◆ **GIVEN TASK**
Copy out all of the material exactly as presented.

(Saved data entries)

━━━━━━━━━━

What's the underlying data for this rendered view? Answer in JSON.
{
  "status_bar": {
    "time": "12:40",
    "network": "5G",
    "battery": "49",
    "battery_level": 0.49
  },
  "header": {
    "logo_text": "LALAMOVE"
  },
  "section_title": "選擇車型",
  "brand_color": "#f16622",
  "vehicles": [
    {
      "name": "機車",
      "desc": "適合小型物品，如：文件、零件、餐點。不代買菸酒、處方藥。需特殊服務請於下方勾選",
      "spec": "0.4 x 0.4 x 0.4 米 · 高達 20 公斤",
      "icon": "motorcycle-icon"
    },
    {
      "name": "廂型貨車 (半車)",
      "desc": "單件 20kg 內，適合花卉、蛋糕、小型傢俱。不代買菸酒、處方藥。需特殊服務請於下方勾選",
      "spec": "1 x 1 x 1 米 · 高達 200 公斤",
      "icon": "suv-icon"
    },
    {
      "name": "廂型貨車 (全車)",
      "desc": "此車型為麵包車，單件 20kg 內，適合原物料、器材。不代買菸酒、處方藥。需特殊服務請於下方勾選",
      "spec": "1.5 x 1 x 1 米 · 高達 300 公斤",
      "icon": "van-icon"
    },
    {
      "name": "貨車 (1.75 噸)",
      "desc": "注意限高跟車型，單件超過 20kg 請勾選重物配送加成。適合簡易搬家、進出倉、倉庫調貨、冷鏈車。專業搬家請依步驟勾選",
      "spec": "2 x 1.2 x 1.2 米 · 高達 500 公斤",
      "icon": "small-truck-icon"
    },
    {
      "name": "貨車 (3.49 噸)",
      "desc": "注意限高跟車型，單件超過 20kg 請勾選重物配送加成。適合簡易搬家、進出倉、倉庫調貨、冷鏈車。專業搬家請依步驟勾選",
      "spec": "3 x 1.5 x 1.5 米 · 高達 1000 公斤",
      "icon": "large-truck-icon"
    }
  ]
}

━━━━━━━━━━

◆ **REPLY TO THE EXERCISE**
What's the underlying data for this rendered view? Answer in JSON.
{
  "status_bar": {
    "time": "12:40",
    "network": "5G",
    "battery": "49",
    "battery_level": 0.49
  },
  "header": {
    "logo_text": "LALAMOVE"
  },
  "section_title": "選擇車型",
  "brand_color": "#f16622",
  "vehicles": [
    {
      "name": "機車",
      "desc": "適合小型物品，如：文件、零件、餐點。不代買菸酒、處方藥。需特殊服務請於下方勾選",
      "spec": "0.4 x 0.4 x 0.4 米 · 高達 20 公斤",
      "icon": "motorcycle-icon"
    },
    {
      "name": "廂型貨車 (半車)",
      "desc": "單件 20kg 內，適合花卉、蛋糕、小型傢俱。不代買菸酒、處方藥。需特殊服務請於下方勾選",
      "spec": "1 x 1 x 1 米 · 高達 200 公斤",
      "icon": "suv-icon"
    },
    {
      "name": "廂型貨車 (全車)",
      "desc": "此車型為麵包車，單件 20kg 內，適合原物料、器材。不代買菸酒、處方藥。需特殊服務請於下方勾選",
      "spec": "1.5 x 1 x 1 米 · 高達 300 公斤",
      "icon": "van-icon"
    },
    {
      "name": "貨車 (1.75 噸)",
      "desc": "注意限高跟車型，單件超過 20kg 請勾選重物配送加成。適合簡易搬家、進出倉、倉庫調貨、冷鏈車。專業搬家請依步驟勾選",
      "spec": "2 x 1.2 x 1.2 米 · 高達 500 公斤",
      "icon": "small-truck-icon"
    },
    {
      "name": "貨車 (3.49 噸)",
      "desc": "注意限高跟車型，單件超過 20kg 請勾選重物配送加成。適合簡易搬家、進出倉、倉庫調貨、冷鏈車。專業搬家請依步驟勾選",
      "spec": "3 x 1.5 x 1.5 米 · 高達 1000 公斤",
      "icon": "large-truck-icon"
    }
  ]
}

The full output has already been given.